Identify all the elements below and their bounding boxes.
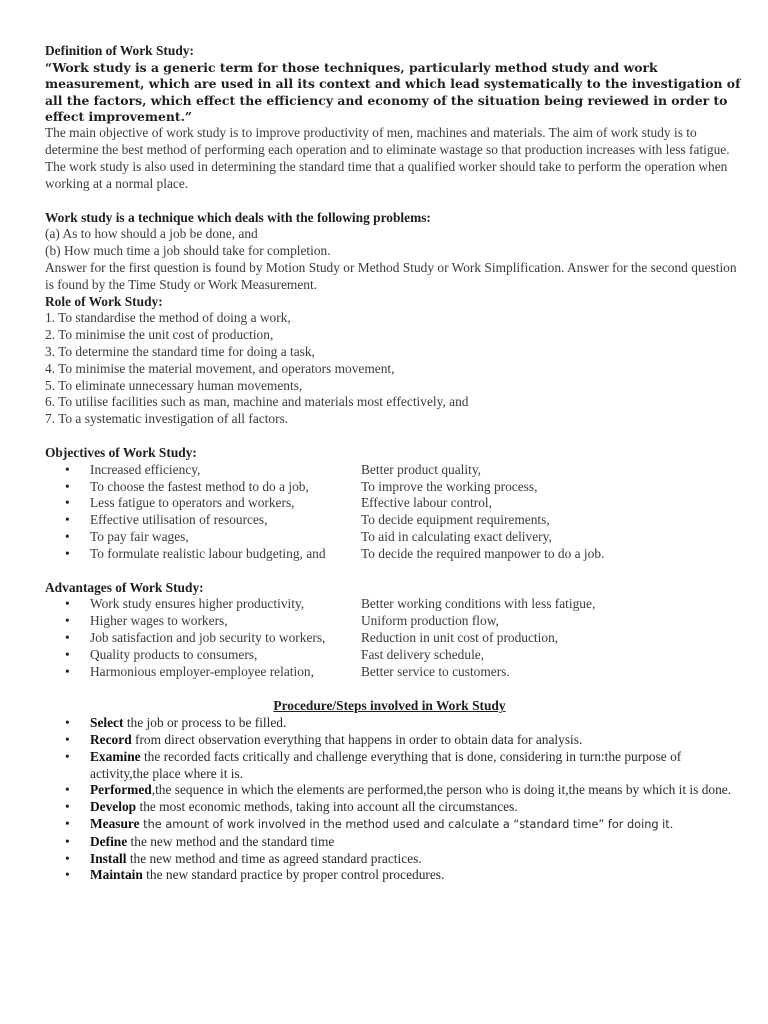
objective-right: To decide equipment requirements, <box>361 512 550 528</box>
list-item <box>45 749 744 783</box>
step-text: the most economic methods, taking into account all the circumstances. <box>136 799 518 815</box>
step-text: the amount of work involved in the method used and calculate a “standard time” for doing it. <box>139 817 674 831</box>
list-item <box>45 732 744 749</box>
step-keyword: Examine <box>90 748 141 764</box>
bullet-icon: • <box>65 461 70 477</box>
step-text: the new method and time as agreed standard practices. <box>126 850 422 866</box>
definition-quote: “Work study is a generic term for those techniques, particularly method study and work measurement, which are used in all its context and which lead systematically to the investigation of all the factors, which effect the efficiency and economy of the situation being reviewed in order to effect improvement.” <box>45 59 741 125</box>
advantage-left: Job satisfaction and job security to workers, <box>90 629 326 645</box>
step-keyword: Select <box>90 715 124 731</box>
role-item: 6. To utilise facilities such as man, machine and materials most effectively, and <box>45 394 469 410</box>
objective-right: To improve the working process, <box>361 478 538 494</box>
definition-paragraph: The main objective of work study is to improve productivity of men, machines and materials. The aim of work study is to determine the best method of performing each operation and to eliminate wastage so that production increases with less fatigue. The work study is also used in determining the standard time that a qualified worker should take to perform the operation when working at a normal place. <box>45 125 730 191</box>
bullet-icon: • <box>65 613 70 629</box>
step-keyword: Define <box>90 833 128 849</box>
role-list <box>45 310 744 428</box>
step-text: the new method and the standard time <box>127 833 335 849</box>
bullet-icon: • <box>65 748 70 764</box>
step-text: the recorded facts critically and challenge everything that is done, considering in turn:the purpose of activity,the place where it is. <box>90 748 682 781</box>
objective-left: Increased efficiency, <box>90 461 201 477</box>
objective-left: Effective utilisation of resources, <box>90 512 268 528</box>
advantages-list <box>45 596 744 680</box>
advantage-left: Harmonious employer-employee relation, <box>90 663 314 679</box>
step-text: the new standard practice by proper control procedures. <box>142 867 445 883</box>
list-item <box>45 613 361 630</box>
bullet-icon: • <box>65 867 70 883</box>
objective-right: Effective labour control, <box>361 495 493 511</box>
role-item: 5. To eliminate unnecessary human movements, <box>45 377 303 393</box>
list-item <box>45 664 361 681</box>
step-keyword: Performed <box>90 782 152 798</box>
bullet-icon: • <box>65 478 70 494</box>
advantage-right: Fast delivery schedule, <box>361 646 485 662</box>
bullet-icon: • <box>65 512 70 528</box>
list-item <box>45 596 361 613</box>
objective-right: To aid in calculating exact delivery, <box>361 528 552 544</box>
advantage-right: Better working conditions with less fatigue, <box>361 596 596 612</box>
step-text: the job or process to be filled. <box>123 715 287 731</box>
problem-b: (b) How much time a job should take for completion. <box>45 243 331 259</box>
role-heading: Role of Work Study: <box>45 293 163 309</box>
definition-heading: Definition of Work Study: <box>45 43 194 58</box>
list-item <box>45 495 361 512</box>
role-item: 7. To a systematic investigation of all factors. <box>45 411 289 427</box>
objective-right: To decide the required manpower to do a job. <box>361 545 605 561</box>
bullet-icon: • <box>65 629 70 645</box>
role-item: 4. To minimise the material movement, and operators movement, <box>45 360 395 376</box>
objective-left: To formulate realistic labour budgeting, and <box>90 545 326 561</box>
objective-left: To pay fair wages, <box>90 528 189 544</box>
list-item <box>45 715 744 732</box>
list-item <box>45 851 744 868</box>
role-item: 3. To determine the standard time for doing a task, <box>45 343 315 359</box>
objective-left: To choose the fastest method to do a job, <box>90 478 309 494</box>
step-keyword: Record <box>90 731 132 747</box>
objectives-heading: Objectives of Work Study: <box>45 444 197 460</box>
list-item <box>45 479 361 496</box>
advantage-right: Reduction in unit cost of production, <box>361 629 559 645</box>
bullet-icon: • <box>65 731 70 747</box>
list-item <box>45 647 361 664</box>
problems-heading: Work study is a technique which deals with the following problems: <box>45 209 431 225</box>
step-text: from direct observation everything that happens in order to obtain data for analysis. <box>131 731 583 747</box>
bullet-icon: • <box>65 663 70 679</box>
step-keyword: Maintain <box>90 867 143 883</box>
list-item <box>45 462 361 479</box>
procedure-list <box>45 715 744 884</box>
bullet-icon: • <box>65 833 70 849</box>
objectives-list <box>45 462 744 563</box>
objective-left: Less fatigue to operators and workers, <box>90 495 295 511</box>
objective-right: Better product quality, <box>361 461 481 477</box>
advantage-left: Quality products to consumers, <box>90 646 258 662</box>
list-item <box>45 782 744 799</box>
list-item <box>45 799 744 816</box>
list-item <box>45 529 361 546</box>
step-keyword: Install <box>90 850 127 866</box>
list-item <box>45 546 361 563</box>
list-item <box>45 630 361 647</box>
step-keyword: Develop <box>90 799 137 815</box>
problems-answer: Answer for the first question is found by Motion Study or Method Study or Work Simplification. Answer for the second question is found by the Time Study or Work Measurement. <box>45 260 737 292</box>
bullet-icon: • <box>65 528 70 544</box>
bullet-icon: • <box>65 782 70 798</box>
bullet-icon: • <box>65 815 70 831</box>
bullet-icon: • <box>65 799 70 815</box>
procedure-heading: Procedure/Steps involved in Work Study <box>273 698 506 714</box>
list-item <box>45 512 361 529</box>
advantage-left: Work study ensures higher productivity, <box>90 596 305 612</box>
advantage-right: Uniform production flow, <box>361 613 499 629</box>
bullet-icon: • <box>65 495 70 511</box>
bullet-icon: • <box>65 715 70 731</box>
list-item <box>45 816 744 834</box>
advantage-right: Better service to customers. <box>361 663 510 679</box>
role-item: 1. To standardise the method of doing a work, <box>45 310 291 326</box>
step-text: ,the sequence in which the elements are performed,the person who is doing it,the means by which it is done. <box>151 782 732 798</box>
bullet-icon: • <box>65 596 70 612</box>
step-keyword: Measure <box>90 815 140 831</box>
problem-a: (a) As to how should a job be done, and <box>45 226 258 242</box>
list-item <box>45 834 744 851</box>
bullet-icon: • <box>65 646 70 662</box>
role-item: 2. To minimise the unit cost of production, <box>45 327 274 343</box>
advantages-heading: Advantages of Work Study: <box>45 579 204 595</box>
advantage-left: Higher wages to workers, <box>90 613 228 629</box>
bullet-icon: • <box>65 545 70 561</box>
bullet-icon: • <box>65 850 70 866</box>
list-item <box>45 867 744 884</box>
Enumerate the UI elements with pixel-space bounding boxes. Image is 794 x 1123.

▶ **Stated exercise**:
Rewrite the records from the line with "objective-right: To decide equipment" to the line with "bullet-icon: • <box>65 613 70 629</box>", replacing "workers" with "employees" and leaving everything else as it is.

▶ **Solution for this exercise**:
objective-right: To decide equipment requirements, <box>361 512 550 528</box>
list-item <box>45 749 744 783</box>
step-text: the most economic methods, taking into account all the circumstances. <box>136 799 518 815</box>
step-text: the amount of work involved in the method used and calculate a “standard time” for doing it. <box>139 817 674 831</box>
list-item <box>45 732 744 749</box>
step-keyword: Examine <box>90 748 141 764</box>
bullet-icon: • <box>65 461 70 477</box>
step-text: the new method and time as agreed standard practices. <box>126 850 422 866</box>
definition-quote: “Work study is a generic term for those techniques, particularly method study and work measurement, which are used in all its context and which lead systematically to the investigation of all the factors, which effect the efficiency and economy of the situation being reviewed in order to effect improvement.” <box>45 59 741 125</box>
advantage-left: Job satisfaction and job security to employees, <box>90 629 326 645</box>
step-keyword: Select <box>90 715 124 731</box>
role-item: 6. To utilise facilities such as man, machine and materials most effectively, and <box>45 394 469 410</box>
objective-right: To improve the working process, <box>361 478 538 494</box>
definition-paragraph: The main objective of work study is to improve productivity of men, machines and materials. The aim of work study is to determine the best method of performing each operation and to eliminate wastage so that production increases with less fatigue. The work study is also used in determining the standard time that a qualified worker should take to perform the operation when working at a normal place. <box>45 125 730 191</box>
bullet-icon: • <box>65 613 70 629</box>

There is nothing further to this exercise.